__Exercise task__
Count lines, not occurrences: give the number of lines holding the word "ÁCIDO", and nothing besides.

....

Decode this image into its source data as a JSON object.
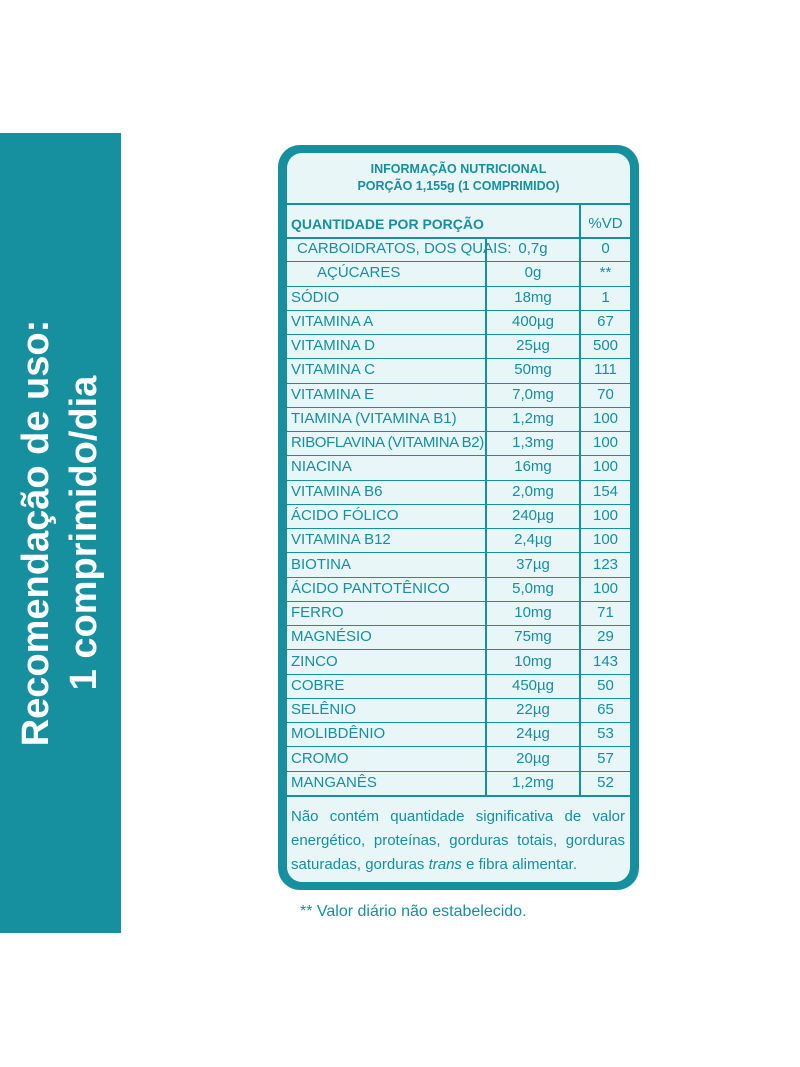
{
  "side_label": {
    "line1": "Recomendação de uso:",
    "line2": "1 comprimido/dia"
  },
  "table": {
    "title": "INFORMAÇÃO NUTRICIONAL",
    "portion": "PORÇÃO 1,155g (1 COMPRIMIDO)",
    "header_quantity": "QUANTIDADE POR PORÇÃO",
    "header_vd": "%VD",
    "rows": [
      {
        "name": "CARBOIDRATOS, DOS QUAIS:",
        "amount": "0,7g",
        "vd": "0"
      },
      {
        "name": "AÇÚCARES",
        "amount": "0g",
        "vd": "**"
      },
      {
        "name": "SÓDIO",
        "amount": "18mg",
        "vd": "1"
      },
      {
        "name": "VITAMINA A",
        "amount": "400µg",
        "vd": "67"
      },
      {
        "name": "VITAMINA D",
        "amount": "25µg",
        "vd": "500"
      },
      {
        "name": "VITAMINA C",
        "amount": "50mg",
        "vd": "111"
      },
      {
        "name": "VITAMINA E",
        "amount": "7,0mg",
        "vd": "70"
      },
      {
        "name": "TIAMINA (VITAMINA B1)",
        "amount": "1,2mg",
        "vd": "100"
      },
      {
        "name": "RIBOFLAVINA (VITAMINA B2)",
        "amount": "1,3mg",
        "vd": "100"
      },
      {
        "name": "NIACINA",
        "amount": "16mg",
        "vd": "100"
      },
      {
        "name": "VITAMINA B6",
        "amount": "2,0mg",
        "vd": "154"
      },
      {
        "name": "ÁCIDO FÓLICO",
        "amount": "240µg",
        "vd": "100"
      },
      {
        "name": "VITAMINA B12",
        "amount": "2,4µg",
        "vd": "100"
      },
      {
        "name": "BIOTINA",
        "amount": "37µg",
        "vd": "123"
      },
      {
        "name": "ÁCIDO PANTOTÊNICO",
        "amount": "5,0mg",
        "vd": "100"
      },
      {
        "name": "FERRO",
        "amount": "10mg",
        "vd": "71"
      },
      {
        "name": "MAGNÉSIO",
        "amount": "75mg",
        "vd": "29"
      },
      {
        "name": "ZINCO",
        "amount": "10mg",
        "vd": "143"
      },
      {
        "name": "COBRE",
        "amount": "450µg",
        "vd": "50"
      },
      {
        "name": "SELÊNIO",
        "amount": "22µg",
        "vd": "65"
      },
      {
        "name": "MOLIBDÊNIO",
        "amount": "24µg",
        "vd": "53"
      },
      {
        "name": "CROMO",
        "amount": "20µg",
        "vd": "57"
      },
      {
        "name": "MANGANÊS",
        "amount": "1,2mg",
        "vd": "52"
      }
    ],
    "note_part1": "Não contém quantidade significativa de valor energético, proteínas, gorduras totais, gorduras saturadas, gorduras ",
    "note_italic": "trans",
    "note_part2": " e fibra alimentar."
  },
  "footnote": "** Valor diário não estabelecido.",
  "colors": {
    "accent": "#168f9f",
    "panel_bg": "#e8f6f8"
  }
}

....

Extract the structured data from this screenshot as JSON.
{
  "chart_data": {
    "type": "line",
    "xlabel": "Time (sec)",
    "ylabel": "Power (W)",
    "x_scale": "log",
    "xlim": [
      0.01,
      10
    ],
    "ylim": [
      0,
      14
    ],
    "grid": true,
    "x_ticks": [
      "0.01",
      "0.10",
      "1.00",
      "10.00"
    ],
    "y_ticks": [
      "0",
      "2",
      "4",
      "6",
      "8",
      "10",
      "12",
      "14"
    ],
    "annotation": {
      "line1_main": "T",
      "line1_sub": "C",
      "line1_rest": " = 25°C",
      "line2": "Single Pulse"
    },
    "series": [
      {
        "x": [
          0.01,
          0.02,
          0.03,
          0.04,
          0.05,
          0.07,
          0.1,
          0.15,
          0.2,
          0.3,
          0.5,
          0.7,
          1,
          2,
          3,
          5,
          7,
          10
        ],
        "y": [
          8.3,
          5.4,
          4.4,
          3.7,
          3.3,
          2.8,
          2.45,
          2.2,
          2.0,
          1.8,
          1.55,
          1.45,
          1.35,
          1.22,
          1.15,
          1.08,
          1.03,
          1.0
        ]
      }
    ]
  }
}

....

__Final answer__
2